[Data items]
start

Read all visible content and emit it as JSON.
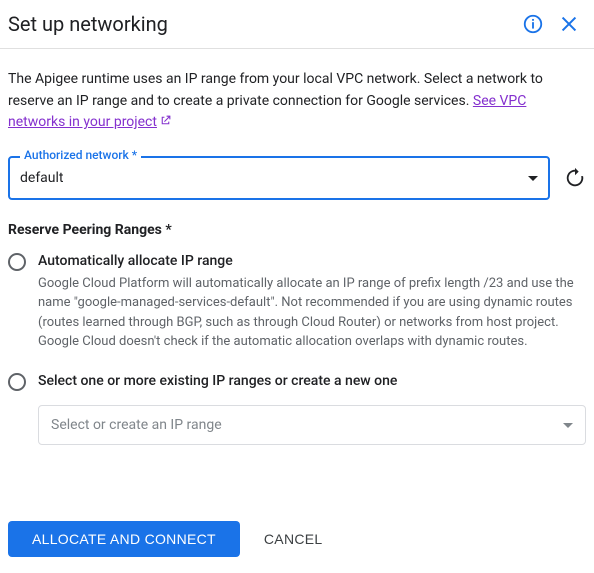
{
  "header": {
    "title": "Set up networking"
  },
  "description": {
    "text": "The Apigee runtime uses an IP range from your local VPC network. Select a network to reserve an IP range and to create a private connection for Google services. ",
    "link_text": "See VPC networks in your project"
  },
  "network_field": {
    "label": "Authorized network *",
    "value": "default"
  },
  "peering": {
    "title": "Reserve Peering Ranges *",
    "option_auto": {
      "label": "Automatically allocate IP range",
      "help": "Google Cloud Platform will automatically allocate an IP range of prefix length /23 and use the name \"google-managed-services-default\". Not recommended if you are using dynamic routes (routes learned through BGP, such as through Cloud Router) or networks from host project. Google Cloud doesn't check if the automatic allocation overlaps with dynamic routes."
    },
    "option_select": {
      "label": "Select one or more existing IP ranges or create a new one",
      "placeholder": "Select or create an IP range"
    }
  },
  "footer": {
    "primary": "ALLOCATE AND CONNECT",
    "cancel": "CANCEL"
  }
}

end
start

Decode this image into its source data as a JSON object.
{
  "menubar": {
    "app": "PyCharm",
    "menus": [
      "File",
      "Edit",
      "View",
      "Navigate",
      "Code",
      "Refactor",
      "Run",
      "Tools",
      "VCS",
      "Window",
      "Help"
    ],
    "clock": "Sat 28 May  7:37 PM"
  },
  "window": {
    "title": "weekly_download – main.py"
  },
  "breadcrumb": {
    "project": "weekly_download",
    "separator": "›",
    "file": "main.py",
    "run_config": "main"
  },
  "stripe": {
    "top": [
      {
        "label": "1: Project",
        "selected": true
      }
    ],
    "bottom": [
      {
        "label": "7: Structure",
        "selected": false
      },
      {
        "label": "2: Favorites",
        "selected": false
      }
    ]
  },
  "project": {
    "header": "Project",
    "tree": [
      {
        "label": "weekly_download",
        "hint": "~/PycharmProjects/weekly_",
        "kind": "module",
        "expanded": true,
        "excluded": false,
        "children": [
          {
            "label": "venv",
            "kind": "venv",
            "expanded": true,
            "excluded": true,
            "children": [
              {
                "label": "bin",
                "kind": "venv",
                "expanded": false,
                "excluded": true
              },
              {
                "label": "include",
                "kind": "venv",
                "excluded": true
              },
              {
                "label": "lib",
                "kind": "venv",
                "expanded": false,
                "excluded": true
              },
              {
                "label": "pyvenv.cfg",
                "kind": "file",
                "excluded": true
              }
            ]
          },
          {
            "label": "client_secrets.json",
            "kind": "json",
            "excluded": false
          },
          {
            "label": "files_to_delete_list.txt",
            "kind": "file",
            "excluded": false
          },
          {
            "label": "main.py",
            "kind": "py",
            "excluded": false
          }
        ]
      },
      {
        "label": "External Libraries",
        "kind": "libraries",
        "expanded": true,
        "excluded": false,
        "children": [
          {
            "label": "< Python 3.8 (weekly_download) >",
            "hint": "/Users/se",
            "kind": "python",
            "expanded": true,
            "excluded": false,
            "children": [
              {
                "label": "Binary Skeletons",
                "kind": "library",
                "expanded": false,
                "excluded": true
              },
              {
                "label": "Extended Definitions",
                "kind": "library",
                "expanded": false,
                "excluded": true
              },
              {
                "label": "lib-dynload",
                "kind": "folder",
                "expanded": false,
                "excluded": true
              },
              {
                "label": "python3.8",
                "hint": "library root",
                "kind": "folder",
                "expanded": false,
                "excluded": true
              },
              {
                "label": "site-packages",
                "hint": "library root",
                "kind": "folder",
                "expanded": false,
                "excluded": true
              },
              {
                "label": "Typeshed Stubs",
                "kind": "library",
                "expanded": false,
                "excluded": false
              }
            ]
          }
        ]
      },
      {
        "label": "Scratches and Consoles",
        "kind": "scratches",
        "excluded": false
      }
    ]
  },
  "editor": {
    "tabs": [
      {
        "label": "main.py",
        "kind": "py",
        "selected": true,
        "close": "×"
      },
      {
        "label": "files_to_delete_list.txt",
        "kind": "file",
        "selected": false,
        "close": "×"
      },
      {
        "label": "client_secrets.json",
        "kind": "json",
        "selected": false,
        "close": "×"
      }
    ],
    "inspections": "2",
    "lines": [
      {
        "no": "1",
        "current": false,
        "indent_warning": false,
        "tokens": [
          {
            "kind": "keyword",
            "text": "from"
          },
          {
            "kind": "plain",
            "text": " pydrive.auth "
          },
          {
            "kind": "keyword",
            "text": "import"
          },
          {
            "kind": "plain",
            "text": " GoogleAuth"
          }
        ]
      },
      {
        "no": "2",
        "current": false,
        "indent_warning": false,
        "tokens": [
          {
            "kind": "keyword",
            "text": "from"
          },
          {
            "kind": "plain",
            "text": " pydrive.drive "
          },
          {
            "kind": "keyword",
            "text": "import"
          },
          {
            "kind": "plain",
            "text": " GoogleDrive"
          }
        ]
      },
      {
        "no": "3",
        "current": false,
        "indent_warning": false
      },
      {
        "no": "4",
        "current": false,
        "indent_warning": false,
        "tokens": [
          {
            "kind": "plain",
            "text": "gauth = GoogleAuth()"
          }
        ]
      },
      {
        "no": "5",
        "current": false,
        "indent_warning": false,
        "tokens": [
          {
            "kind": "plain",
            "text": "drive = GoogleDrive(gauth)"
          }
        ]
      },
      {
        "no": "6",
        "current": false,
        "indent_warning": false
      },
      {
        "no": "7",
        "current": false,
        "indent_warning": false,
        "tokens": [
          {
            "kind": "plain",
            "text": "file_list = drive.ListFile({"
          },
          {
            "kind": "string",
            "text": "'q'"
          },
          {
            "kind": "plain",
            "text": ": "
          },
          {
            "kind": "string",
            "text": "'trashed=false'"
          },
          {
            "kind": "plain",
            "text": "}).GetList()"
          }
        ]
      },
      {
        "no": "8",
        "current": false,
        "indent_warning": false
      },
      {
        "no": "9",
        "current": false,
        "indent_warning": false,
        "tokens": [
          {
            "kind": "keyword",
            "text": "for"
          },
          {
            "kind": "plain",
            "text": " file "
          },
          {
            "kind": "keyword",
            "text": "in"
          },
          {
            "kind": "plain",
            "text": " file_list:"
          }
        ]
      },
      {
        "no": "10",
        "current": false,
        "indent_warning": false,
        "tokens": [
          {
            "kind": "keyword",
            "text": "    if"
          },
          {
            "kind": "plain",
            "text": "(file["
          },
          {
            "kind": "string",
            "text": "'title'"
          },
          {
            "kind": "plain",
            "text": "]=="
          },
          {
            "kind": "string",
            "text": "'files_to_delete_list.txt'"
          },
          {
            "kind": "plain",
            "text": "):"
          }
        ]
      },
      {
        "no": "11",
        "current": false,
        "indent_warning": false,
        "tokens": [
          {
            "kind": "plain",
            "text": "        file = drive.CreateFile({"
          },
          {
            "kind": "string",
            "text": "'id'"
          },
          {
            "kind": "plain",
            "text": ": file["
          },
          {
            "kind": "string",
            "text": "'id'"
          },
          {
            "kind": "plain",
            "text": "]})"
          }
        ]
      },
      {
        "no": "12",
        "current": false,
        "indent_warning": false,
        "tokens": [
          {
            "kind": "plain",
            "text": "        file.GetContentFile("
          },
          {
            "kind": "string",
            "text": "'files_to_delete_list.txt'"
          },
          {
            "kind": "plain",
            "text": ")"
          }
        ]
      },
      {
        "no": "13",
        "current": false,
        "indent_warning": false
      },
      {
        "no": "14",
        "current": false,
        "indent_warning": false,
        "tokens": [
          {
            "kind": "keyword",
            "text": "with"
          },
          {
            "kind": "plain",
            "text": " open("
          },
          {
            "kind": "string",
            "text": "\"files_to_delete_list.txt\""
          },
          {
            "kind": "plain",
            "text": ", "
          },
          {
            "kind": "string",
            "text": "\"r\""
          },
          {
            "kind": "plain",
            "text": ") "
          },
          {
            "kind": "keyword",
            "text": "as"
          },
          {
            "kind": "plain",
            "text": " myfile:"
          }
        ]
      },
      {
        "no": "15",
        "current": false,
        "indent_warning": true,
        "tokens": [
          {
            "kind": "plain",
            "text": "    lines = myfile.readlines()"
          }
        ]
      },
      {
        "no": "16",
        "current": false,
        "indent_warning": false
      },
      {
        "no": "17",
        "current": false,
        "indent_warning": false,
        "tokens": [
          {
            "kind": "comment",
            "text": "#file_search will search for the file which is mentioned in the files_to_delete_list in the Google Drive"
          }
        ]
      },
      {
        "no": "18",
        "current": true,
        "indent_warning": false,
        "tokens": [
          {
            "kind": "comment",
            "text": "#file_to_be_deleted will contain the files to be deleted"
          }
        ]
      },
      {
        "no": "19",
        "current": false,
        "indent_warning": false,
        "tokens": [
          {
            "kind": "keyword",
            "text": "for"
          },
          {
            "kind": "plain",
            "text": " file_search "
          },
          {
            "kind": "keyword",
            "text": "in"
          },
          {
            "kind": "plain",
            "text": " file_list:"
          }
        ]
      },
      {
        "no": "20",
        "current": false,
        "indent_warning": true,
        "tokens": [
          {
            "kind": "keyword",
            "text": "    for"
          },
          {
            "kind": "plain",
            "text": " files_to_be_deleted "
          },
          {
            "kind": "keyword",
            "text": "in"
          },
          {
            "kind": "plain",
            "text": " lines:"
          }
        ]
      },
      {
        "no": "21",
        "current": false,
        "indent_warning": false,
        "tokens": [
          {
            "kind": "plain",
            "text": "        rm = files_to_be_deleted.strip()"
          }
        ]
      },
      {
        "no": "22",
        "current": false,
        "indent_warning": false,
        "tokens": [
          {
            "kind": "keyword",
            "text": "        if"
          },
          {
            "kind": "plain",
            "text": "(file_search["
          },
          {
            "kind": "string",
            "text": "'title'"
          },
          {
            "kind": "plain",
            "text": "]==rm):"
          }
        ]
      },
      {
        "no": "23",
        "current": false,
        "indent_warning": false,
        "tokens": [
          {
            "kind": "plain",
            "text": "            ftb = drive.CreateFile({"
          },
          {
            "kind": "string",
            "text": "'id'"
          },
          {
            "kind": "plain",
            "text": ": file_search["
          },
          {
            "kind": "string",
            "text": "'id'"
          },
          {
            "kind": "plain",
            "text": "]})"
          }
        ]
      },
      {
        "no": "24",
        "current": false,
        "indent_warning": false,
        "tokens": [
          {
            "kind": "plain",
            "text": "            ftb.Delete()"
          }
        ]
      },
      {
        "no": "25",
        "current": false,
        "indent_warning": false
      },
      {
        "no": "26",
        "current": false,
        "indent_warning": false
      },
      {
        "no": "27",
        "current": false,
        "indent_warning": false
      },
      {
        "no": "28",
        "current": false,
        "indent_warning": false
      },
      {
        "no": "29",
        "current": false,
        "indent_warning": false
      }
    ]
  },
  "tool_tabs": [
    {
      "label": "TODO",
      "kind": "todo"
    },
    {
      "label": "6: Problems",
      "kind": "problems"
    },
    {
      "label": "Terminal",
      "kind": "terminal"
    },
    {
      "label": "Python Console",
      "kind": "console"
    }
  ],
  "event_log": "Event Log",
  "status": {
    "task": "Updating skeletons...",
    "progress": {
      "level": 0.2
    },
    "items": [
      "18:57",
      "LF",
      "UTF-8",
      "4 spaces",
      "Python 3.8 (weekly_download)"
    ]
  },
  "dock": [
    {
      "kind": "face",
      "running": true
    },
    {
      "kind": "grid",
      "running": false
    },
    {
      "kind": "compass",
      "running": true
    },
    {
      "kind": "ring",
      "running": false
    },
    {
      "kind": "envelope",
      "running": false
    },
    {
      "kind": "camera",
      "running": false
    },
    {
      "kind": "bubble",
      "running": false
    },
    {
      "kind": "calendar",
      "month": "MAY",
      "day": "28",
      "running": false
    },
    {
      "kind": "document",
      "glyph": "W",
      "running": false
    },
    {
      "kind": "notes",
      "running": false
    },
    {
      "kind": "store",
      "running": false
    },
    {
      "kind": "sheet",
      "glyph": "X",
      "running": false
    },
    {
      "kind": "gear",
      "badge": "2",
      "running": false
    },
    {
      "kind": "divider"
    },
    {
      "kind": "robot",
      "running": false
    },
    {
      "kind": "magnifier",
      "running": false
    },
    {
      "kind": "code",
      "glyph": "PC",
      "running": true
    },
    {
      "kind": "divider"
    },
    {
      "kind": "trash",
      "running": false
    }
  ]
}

end
start

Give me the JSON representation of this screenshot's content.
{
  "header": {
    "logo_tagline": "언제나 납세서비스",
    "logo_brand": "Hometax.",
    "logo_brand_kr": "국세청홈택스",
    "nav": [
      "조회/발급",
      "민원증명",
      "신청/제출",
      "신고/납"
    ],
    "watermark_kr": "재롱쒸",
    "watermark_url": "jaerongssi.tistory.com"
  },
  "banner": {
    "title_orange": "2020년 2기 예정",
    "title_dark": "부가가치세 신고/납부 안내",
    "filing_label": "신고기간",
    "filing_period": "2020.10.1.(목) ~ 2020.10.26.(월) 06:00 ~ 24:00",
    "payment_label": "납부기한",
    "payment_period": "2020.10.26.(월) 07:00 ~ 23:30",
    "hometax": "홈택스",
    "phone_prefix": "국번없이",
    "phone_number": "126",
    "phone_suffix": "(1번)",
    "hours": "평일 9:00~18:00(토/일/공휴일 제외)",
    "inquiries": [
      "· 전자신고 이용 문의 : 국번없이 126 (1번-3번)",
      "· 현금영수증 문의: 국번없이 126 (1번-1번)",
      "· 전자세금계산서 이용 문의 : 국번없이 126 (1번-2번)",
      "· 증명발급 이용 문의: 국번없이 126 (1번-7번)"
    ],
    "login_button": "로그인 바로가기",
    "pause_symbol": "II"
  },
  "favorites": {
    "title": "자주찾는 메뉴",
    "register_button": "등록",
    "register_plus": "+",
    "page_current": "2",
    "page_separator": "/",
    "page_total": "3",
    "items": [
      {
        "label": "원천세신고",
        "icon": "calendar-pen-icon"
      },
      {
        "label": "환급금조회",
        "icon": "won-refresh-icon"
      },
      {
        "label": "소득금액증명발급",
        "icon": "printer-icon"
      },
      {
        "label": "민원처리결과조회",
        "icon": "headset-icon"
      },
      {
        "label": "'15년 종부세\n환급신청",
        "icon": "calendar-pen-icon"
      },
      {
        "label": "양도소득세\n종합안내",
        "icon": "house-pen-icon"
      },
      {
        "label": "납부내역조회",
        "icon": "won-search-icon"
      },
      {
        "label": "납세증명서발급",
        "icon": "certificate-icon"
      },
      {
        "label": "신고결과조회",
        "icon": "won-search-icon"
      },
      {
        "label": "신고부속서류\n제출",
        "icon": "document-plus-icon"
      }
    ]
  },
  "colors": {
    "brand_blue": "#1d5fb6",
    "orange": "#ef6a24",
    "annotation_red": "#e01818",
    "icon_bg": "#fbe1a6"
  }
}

end

Look through the lines above and collect those with the word "document".

▶ [RESULT]:
      "kind": "document",
        "icon": "document-plus-icon"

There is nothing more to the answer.